→ Problem to work on: Produce an exact copy of all the records.

══════════════════════════════

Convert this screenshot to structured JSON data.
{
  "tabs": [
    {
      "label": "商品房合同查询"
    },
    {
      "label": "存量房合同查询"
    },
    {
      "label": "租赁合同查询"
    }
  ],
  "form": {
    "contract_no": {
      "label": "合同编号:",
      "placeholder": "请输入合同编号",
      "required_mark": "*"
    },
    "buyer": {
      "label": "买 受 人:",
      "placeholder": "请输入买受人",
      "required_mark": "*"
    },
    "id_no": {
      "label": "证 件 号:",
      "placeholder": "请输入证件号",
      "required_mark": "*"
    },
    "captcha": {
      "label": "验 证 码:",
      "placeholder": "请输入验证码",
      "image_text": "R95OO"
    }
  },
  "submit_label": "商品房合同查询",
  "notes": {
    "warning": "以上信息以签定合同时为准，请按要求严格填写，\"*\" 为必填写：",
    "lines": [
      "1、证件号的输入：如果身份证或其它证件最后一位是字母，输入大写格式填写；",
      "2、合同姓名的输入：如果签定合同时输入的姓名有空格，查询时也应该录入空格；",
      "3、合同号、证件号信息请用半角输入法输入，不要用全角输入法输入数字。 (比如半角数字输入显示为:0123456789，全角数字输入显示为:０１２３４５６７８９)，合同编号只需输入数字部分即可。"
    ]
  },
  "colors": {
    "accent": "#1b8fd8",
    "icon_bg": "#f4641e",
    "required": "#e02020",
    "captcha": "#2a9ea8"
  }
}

══════════════════════════════

→ Response to this task:
Convert this screenshot to structured JSON data.
{
  "tabs": [
    {
      "label": "商品房合同查询"
    },
    {
      "label": "存量房合同查询"
    },
    {
      "label": "租赁合同查询"
    }
  ],
  "form": {
    "contract_no": {
      "label": "合同编号:",
      "placeholder": "请输入合同编号",
      "required_mark": "*"
    },
    "buyer": {
      "label": "买 受 人:",
      "placeholder": "请输入买受人",
      "required_mark": "*"
    },
    "id_no": {
      "label": "证 件 号:",
      "placeholder": "请输入证件号",
      "required_mark": "*"
    },
    "captcha": {
      "label": "验 证 码:",
      "placeholder": "请输入验证码",
      "image_text": "R95OO"
    }
  },
  "submit_label": "商品房合同查询",
  "notes": {
    "warning": "以上信息以签定合同时为准，请按要求严格填写，\"*\" 为必填写：",
    "lines": [
      "1、证件号的输入：如果身份证或其它证件最后一位是字母，输入大写格式填写；",
      "2、合同姓名的输入：如果签定合同时输入的姓名有空格，查询时也应该录入空格；",
      "3、合同号、证件号信息请用半角输入法输入，不要用全角输入法输入数字。 (比如半角数字输入显示为:0123456789，全角数字输入显示为:０１２３４５６７８９)，合同编号只需输入数字部分即可。"
    ]
  },
  "colors": {
    "accent": "#1b8fd8",
    "icon_bg": "#f4641e",
    "required": "#e02020",
    "captcha": "#2a9ea8"
  }
}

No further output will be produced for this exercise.